PROBLEM REQUIREMENTS:
Pull out every line from the listing that has the word "visible".

[BEGIN INPUT MATERIAL]

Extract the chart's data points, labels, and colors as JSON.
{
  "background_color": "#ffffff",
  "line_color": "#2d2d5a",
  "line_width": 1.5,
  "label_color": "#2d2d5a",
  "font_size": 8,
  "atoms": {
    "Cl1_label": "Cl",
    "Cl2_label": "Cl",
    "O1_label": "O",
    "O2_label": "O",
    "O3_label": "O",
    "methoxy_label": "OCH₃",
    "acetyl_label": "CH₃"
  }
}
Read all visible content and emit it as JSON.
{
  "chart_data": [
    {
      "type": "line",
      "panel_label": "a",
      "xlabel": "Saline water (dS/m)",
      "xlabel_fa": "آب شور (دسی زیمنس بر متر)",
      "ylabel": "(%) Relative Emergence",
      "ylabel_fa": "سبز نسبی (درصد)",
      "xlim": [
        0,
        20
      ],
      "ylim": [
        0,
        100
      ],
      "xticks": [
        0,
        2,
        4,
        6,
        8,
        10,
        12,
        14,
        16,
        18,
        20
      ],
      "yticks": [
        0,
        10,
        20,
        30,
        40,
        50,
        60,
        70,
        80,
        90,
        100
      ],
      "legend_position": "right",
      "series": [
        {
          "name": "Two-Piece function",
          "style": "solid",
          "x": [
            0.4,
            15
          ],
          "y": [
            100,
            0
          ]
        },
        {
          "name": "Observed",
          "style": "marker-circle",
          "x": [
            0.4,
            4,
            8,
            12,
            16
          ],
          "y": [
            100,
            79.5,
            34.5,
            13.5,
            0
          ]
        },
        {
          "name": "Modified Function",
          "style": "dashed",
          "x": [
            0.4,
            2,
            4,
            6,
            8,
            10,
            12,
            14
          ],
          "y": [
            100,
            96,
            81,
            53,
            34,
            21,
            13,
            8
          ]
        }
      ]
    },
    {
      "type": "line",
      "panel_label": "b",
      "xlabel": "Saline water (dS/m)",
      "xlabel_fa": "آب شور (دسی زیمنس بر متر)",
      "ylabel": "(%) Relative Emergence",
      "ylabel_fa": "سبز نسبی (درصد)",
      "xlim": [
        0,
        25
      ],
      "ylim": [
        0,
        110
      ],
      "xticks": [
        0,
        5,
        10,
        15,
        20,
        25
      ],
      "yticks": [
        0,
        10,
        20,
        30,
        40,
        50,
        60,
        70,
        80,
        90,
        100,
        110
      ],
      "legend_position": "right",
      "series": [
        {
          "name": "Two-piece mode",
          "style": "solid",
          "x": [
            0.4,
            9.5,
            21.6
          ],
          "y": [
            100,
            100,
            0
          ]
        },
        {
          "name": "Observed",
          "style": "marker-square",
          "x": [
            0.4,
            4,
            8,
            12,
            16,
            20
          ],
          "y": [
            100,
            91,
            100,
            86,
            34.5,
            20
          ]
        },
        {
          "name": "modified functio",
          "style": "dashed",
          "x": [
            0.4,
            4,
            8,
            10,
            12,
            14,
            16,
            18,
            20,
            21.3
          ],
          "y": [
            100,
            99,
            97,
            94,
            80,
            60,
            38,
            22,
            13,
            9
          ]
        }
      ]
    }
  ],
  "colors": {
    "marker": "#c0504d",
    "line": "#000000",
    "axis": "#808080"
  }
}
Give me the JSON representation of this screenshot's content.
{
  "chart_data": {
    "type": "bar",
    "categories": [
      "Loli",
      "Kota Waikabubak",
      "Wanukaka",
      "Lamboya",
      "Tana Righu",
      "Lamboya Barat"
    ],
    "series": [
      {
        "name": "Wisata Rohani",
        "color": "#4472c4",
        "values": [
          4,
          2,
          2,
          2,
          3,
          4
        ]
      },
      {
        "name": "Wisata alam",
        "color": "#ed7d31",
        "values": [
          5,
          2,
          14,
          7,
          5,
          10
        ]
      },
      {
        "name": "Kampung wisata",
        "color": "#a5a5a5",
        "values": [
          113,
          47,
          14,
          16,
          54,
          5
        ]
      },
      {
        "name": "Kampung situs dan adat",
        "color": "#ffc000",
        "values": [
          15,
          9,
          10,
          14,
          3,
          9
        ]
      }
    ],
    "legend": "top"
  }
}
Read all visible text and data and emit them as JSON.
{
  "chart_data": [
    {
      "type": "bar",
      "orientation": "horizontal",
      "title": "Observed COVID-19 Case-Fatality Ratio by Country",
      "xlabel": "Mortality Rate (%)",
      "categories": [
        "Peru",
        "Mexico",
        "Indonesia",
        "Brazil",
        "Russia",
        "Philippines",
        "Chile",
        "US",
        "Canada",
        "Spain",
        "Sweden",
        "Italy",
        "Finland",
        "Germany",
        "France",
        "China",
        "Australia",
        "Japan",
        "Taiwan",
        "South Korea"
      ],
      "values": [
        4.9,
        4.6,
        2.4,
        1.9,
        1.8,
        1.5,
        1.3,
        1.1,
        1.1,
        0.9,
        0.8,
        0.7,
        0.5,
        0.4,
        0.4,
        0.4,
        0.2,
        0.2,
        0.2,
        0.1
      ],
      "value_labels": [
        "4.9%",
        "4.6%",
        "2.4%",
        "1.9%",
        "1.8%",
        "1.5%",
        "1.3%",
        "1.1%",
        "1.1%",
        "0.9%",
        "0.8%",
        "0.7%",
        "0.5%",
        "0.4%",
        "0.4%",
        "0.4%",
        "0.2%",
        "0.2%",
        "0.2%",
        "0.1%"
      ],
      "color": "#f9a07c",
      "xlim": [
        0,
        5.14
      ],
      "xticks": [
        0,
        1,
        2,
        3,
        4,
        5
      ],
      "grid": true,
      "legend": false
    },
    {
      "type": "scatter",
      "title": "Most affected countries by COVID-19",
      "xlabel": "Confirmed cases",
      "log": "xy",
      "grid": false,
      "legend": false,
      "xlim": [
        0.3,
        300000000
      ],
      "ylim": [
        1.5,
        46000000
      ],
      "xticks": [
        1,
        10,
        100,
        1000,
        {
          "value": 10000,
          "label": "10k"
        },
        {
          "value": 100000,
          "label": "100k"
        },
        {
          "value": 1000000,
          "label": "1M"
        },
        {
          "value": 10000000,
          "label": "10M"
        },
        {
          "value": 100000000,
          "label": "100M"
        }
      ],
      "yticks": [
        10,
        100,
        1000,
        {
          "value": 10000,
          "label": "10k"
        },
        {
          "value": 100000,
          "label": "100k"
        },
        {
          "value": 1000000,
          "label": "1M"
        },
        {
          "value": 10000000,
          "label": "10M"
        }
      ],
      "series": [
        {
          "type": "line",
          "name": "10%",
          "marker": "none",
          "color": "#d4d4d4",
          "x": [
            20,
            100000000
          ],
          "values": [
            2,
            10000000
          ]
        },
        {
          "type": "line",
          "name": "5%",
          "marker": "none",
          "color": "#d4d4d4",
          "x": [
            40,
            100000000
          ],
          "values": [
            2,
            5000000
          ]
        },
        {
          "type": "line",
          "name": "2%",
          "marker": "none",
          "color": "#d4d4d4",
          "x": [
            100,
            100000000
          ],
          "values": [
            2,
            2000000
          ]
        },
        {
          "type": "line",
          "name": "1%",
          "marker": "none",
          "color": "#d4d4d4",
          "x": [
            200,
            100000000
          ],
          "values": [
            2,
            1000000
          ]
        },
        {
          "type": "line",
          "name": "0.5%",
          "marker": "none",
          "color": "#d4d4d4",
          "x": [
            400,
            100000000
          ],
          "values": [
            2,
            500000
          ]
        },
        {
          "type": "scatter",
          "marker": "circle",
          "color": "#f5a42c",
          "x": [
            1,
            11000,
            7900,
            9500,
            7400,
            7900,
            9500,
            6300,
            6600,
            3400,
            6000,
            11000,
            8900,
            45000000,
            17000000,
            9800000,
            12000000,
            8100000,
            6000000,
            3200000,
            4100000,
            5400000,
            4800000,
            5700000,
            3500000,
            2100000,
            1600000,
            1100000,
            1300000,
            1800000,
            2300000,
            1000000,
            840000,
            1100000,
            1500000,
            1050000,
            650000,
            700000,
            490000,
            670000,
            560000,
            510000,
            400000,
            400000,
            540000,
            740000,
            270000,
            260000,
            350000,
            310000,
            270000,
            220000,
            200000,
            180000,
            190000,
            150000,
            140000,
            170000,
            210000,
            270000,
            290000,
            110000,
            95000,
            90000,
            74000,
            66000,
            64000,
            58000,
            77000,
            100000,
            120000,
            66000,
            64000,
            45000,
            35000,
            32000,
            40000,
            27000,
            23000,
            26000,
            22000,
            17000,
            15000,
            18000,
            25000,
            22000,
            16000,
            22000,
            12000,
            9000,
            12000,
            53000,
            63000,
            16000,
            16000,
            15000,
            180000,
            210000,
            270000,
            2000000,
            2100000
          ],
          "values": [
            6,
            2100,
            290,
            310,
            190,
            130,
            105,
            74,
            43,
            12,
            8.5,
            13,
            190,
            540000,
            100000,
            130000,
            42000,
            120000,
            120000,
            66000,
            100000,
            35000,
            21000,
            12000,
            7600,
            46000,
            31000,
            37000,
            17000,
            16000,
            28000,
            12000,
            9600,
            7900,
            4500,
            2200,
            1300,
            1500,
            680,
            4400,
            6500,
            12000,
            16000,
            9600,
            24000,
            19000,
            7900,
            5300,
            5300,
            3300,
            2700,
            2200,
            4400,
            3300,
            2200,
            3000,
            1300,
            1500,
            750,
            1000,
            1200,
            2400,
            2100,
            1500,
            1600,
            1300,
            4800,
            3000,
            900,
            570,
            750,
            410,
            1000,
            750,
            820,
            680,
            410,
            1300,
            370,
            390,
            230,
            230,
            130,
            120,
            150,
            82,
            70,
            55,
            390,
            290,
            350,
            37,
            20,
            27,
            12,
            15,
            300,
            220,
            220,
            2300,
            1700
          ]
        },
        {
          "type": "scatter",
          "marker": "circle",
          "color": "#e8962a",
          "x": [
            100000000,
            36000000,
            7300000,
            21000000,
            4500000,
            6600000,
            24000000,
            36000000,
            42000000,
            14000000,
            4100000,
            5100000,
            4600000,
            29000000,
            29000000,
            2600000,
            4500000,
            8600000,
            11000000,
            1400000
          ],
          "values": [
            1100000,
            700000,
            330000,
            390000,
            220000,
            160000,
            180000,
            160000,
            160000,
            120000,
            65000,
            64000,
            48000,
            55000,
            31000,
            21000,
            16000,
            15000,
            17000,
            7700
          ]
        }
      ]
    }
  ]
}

[END INPUT MATERIAL]

EXPECTED ANSWER:
Read all visible content and emit it as JSON.
Read all visible text and data and emit them as JSON.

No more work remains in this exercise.